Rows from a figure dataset
·····
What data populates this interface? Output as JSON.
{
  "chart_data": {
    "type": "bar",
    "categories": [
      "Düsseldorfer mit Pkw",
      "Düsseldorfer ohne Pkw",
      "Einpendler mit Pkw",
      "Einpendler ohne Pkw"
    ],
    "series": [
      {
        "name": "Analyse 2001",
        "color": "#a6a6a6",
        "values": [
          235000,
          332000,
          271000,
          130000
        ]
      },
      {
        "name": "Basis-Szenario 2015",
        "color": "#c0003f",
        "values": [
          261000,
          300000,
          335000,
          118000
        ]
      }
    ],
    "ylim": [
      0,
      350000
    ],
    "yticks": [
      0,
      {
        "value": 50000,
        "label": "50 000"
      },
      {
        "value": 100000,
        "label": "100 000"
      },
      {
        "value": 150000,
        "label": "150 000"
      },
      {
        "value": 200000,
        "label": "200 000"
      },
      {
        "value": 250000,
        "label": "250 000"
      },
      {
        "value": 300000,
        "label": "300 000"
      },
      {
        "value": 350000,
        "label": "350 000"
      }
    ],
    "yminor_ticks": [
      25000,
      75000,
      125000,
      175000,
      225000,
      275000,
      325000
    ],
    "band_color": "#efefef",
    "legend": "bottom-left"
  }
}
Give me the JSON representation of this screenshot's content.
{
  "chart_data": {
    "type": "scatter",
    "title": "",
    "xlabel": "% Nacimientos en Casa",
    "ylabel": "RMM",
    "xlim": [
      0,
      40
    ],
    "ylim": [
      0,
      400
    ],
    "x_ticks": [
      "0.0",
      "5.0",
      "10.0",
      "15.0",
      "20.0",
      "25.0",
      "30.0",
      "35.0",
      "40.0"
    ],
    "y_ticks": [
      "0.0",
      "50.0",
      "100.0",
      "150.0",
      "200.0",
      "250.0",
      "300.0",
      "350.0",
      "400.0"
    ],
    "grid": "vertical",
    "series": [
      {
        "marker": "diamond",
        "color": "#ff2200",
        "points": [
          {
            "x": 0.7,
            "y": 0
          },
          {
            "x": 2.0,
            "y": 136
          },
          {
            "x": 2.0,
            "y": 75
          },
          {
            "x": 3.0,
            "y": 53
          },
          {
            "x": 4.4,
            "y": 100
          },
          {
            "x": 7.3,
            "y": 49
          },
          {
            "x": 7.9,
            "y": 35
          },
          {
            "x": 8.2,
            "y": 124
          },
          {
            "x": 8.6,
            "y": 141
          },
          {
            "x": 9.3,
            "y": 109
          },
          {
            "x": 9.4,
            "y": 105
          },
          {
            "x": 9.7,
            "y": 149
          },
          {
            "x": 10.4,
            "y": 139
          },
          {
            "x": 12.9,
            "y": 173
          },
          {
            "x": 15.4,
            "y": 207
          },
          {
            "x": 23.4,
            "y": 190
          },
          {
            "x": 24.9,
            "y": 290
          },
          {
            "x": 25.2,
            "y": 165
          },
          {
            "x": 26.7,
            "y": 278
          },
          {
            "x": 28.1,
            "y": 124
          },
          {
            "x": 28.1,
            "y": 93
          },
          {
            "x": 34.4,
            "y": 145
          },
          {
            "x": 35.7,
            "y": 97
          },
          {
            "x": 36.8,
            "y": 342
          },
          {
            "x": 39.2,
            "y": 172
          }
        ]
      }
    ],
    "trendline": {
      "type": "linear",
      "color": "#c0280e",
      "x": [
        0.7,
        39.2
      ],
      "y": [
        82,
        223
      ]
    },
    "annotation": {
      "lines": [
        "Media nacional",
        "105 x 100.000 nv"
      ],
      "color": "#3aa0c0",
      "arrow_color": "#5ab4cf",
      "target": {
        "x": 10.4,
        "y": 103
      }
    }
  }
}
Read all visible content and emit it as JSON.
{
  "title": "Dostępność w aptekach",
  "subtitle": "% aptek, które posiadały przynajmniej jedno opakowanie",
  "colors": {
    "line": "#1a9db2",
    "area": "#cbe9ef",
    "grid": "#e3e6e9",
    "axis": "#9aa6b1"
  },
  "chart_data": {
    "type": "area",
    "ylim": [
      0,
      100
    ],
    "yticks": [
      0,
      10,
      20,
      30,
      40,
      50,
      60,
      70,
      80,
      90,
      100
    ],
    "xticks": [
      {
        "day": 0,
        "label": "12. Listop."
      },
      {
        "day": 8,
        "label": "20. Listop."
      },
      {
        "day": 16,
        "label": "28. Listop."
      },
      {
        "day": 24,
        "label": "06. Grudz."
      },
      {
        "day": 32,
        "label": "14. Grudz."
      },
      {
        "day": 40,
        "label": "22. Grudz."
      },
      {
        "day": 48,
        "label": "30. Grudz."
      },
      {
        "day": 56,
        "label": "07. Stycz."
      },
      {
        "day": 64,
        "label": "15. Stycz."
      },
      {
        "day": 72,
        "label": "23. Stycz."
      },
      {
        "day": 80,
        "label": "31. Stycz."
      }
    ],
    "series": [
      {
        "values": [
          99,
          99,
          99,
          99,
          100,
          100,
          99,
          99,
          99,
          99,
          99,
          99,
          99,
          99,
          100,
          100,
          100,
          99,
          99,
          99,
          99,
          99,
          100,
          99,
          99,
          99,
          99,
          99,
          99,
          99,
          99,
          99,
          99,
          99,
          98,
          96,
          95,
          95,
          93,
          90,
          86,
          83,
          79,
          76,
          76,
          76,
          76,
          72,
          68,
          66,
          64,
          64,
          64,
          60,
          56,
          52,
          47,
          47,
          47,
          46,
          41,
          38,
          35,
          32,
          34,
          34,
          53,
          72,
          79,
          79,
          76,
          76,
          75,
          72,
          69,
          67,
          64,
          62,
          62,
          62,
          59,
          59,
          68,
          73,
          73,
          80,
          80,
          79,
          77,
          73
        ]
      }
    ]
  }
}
·····
WORK REQUIRED
Identify the lines that hold the word "Grudz". Copy every one of them.

SOLUTION TO THE EXERCISE
        "label": "06. Grudz."
        "label": "14. Grudz."
        "label": "22. Grudz."
        "label": "30. Grudz."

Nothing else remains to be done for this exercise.